** Start of STORED RECORDS **
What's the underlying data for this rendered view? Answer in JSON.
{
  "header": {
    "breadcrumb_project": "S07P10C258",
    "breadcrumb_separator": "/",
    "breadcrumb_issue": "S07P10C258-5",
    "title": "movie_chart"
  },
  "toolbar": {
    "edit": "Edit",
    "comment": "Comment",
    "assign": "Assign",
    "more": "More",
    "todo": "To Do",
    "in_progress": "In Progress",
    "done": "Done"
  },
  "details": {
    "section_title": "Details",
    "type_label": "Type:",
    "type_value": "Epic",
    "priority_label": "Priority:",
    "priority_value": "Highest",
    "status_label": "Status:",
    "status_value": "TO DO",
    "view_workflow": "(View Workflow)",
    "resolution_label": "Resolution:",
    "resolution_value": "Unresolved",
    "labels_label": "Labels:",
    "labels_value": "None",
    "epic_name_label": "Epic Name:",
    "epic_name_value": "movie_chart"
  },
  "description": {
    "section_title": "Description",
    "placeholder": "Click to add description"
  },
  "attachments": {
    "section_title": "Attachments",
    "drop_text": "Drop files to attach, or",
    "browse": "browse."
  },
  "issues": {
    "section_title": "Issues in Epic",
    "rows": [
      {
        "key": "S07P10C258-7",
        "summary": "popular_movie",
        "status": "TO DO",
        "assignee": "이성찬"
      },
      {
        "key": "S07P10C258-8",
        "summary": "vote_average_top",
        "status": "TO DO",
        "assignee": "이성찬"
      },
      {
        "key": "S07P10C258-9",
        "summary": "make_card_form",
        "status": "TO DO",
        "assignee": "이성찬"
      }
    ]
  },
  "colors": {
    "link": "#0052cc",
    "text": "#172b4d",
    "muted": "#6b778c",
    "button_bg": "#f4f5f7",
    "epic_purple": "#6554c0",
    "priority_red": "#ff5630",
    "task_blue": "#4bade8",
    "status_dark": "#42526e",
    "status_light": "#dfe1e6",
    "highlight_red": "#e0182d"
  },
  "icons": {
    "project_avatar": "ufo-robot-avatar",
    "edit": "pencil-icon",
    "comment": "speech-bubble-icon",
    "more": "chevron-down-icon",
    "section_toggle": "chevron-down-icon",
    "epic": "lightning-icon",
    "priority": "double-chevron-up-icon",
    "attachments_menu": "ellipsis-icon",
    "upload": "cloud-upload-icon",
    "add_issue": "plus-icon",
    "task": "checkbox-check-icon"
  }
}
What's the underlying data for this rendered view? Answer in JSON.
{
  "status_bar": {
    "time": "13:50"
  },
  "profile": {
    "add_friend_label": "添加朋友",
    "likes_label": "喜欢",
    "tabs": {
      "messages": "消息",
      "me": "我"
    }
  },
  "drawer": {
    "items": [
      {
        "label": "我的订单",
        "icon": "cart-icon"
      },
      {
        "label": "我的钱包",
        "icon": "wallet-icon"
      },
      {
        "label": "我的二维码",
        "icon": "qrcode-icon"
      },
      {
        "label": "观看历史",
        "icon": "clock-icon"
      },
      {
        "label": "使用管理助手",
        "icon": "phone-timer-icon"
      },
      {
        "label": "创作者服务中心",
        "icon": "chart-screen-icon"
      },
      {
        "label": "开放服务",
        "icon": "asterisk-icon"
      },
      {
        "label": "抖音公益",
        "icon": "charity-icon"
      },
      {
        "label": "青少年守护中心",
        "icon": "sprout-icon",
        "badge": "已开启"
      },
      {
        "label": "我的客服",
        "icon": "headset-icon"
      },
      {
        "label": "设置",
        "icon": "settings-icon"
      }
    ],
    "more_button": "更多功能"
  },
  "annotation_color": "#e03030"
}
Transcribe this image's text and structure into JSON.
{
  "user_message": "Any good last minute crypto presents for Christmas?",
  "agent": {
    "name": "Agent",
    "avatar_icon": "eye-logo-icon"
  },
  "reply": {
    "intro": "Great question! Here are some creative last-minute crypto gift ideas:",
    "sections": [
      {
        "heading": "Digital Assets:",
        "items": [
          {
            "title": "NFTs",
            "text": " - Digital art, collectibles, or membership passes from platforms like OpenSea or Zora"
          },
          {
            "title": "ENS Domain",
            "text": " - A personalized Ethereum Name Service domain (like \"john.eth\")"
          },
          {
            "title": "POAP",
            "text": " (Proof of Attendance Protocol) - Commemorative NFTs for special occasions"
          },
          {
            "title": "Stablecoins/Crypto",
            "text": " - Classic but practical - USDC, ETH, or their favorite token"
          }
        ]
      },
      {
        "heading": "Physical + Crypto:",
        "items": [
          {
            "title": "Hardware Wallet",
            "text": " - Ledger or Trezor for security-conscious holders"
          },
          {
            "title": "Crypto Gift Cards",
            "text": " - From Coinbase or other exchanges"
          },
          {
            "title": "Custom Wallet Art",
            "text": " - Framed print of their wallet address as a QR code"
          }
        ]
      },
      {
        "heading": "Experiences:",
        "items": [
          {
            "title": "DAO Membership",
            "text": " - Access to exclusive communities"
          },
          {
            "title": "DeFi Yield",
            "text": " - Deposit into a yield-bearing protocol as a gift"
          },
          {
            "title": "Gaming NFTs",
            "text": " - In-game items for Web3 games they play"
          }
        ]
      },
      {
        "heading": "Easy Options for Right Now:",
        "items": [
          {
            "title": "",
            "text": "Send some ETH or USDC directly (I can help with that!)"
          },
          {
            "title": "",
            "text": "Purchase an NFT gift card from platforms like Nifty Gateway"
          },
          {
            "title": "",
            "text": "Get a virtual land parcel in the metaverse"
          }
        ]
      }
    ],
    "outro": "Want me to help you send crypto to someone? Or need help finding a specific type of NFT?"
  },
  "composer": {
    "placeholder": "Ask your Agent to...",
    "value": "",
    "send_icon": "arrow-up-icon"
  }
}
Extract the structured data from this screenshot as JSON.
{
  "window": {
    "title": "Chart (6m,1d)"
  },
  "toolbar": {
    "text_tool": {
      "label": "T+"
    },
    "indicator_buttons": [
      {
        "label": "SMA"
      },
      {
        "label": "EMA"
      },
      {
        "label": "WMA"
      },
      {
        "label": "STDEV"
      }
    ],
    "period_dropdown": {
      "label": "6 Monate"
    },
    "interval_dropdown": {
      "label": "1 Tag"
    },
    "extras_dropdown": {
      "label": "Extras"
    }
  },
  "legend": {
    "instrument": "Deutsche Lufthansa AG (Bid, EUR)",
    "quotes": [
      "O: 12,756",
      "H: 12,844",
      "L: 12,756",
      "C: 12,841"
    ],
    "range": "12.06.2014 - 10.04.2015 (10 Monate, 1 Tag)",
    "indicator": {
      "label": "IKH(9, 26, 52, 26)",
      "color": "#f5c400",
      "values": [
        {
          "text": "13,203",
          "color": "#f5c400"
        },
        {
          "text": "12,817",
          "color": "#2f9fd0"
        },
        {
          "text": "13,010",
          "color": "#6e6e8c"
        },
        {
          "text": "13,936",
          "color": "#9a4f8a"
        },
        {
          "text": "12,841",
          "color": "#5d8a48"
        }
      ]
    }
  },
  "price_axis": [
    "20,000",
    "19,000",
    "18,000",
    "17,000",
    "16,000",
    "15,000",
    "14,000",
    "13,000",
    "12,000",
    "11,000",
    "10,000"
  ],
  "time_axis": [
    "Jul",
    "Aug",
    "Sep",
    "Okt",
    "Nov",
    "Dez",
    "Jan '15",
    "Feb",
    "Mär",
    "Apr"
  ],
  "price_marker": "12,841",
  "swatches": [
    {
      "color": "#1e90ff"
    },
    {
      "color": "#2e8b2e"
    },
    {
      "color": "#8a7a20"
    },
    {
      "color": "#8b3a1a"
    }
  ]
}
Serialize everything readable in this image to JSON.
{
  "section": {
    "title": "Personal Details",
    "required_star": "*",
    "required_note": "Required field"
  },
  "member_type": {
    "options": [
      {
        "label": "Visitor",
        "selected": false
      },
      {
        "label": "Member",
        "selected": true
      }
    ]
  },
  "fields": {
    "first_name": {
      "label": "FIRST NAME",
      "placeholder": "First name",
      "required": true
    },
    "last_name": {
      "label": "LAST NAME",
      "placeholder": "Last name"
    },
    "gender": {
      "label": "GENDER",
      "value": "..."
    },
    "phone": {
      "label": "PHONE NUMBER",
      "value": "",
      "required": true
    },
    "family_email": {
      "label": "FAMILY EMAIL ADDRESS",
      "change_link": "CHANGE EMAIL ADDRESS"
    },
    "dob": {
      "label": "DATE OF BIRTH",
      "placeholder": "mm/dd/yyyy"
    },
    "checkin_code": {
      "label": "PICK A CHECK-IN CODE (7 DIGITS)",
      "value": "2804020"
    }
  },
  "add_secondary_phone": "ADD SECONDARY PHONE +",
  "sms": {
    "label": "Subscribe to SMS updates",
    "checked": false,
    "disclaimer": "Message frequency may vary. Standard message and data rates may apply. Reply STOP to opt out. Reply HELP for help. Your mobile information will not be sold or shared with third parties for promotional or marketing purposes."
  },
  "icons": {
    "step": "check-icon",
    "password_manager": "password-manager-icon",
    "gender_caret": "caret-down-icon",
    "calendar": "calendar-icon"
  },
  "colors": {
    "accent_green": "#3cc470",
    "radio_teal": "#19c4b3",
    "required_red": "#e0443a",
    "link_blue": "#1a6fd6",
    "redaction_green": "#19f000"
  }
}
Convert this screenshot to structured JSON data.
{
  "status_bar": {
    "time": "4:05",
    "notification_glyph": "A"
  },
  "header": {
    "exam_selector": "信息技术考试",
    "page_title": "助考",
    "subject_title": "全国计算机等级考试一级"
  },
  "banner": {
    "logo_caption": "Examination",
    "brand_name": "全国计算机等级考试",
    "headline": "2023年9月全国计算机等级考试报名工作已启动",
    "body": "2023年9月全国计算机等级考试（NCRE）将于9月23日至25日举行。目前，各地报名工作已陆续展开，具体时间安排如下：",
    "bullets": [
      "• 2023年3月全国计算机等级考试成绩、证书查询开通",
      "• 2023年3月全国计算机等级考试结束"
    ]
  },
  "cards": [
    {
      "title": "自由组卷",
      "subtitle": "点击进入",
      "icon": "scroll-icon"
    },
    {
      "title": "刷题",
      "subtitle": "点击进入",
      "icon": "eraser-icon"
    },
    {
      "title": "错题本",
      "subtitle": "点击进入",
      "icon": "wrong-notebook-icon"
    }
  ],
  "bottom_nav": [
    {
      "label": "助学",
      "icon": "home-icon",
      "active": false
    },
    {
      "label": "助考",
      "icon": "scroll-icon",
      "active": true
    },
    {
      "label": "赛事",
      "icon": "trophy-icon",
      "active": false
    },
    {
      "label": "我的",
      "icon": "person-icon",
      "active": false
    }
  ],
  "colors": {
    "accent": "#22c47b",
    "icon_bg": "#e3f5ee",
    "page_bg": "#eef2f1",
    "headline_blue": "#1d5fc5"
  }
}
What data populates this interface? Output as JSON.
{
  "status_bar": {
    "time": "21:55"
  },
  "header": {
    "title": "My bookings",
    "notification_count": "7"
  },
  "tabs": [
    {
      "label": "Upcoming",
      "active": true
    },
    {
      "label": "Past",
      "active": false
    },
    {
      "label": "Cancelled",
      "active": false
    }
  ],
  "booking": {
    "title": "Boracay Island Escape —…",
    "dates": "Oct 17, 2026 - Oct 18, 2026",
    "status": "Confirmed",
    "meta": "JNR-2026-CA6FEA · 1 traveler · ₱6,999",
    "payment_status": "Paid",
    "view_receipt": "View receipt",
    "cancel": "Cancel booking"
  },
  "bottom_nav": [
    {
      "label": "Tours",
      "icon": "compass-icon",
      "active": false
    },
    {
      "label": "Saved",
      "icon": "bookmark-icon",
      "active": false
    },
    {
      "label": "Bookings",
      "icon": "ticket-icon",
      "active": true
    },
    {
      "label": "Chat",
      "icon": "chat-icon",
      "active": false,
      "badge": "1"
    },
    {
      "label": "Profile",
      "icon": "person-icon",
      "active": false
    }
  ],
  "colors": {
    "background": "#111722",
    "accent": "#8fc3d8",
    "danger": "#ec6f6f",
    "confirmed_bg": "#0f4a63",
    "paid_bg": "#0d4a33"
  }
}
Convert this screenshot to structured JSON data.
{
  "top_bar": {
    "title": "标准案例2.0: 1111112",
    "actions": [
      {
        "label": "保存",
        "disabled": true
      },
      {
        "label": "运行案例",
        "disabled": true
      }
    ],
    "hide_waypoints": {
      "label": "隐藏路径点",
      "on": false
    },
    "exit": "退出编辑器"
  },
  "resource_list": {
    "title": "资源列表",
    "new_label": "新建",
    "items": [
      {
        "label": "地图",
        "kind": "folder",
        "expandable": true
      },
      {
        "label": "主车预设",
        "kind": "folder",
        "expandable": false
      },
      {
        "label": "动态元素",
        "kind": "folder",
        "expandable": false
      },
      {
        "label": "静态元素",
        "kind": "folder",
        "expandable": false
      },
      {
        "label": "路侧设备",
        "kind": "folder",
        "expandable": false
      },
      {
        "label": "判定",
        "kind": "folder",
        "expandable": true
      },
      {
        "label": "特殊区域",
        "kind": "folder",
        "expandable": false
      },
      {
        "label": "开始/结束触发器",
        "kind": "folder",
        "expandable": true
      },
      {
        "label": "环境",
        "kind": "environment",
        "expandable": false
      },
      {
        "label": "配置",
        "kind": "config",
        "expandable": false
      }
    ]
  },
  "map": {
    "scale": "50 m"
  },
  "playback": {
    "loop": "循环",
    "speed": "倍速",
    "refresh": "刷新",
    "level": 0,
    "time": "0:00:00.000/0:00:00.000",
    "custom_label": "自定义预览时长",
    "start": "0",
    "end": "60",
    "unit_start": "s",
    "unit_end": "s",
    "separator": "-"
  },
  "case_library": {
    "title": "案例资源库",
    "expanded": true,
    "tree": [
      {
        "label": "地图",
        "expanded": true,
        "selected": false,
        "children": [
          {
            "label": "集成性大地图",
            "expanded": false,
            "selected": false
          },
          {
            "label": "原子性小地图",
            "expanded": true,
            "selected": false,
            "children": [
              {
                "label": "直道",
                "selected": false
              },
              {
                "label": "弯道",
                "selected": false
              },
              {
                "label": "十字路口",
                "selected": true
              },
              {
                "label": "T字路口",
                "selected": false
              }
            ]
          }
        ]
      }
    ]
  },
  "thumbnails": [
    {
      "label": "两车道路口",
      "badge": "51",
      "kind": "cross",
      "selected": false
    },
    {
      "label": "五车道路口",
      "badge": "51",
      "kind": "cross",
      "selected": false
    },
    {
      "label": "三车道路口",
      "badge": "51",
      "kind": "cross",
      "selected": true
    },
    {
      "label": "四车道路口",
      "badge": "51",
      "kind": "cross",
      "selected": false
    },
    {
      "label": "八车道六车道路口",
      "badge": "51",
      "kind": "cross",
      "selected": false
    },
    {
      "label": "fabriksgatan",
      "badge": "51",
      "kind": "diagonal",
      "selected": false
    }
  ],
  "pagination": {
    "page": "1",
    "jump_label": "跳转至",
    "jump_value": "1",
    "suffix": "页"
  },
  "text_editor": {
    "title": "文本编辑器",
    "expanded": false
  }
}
** End of STORED RECORDS **
*TASK GOAL*: Search the data above for the word "USDC", then gather each line in which it appears.

*TASK SOLUTION*:
            "text": " - Classic but practical - USDC, ETH, or their favorite token"
            "text": "Send some ETH or USDC directly (I can help with that!)"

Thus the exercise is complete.